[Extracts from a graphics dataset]
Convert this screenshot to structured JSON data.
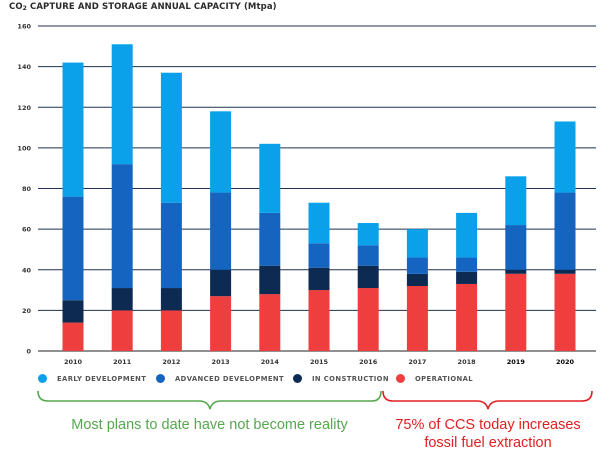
{
  "chart_data": {
    "type": "bar",
    "stacked": true,
    "title_prefix": "CO",
    "title_sub": "2",
    "title_suffix": " CAPTURE AND STORAGE ANNUAL CAPACITY (Mtpa)",
    "categories": [
      "2010",
      "2011",
      "2012",
      "2013",
      "2014",
      "2015",
      "2016",
      "2017",
      "2018",
      "2019",
      "2020"
    ],
    "bold_categories": [
      "2019",
      "2020"
    ],
    "y_ticks": [
      "0",
      "20",
      "40",
      "60",
      "80",
      "100",
      "120",
      "140",
      "160"
    ],
    "ylim": [
      0,
      160
    ],
    "grid": true,
    "legend_position": "bottom",
    "series": [
      {
        "name": "OPERATIONAL",
        "color": "#ee3e3e",
        "values": [
          14,
          20,
          20,
          27,
          28,
          30,
          31,
          32,
          33,
          38,
          38
        ]
      },
      {
        "name": "IN CONSTRUCTION",
        "color": "#0d2b52",
        "values": [
          11,
          11,
          11,
          13,
          14,
          11,
          11,
          6,
          6,
          2,
          2
        ]
      },
      {
        "name": "ADVANCED DEVELOPMENT",
        "color": "#1565c0",
        "values": [
          51,
          61,
          42,
          38,
          26,
          12,
          10,
          8,
          7,
          22,
          38
        ]
      },
      {
        "name": "EARLY DEVELOPMENT",
        "color": "#0ba1ea",
        "values": [
          66,
          59,
          64,
          40,
          34,
          20,
          11,
          14,
          22,
          24,
          35
        ]
      }
    ],
    "legend": [
      {
        "label": "EARLY DEVELOPMENT",
        "color": "#0ba1ea"
      },
      {
        "label": "ADVANCED DEVELOPMENT",
        "color": "#1565c0"
      },
      {
        "label": "IN CONSTRUCTION",
        "color": "#0d2b52"
      },
      {
        "label": "OPERATIONAL",
        "color": "#ee3e3e"
      }
    ]
  },
  "annotations": {
    "left_text": "Most plans to date have not become reality",
    "left_color": "#55a84f",
    "right_line1": "75% of CCS today increases",
    "right_line2": "fossil fuel extraction",
    "right_color": "#e02020"
  }
}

_Goal:_ Across the data, tally the lines containing "name" and give back the number alone.

_Response for this exercise:_ 4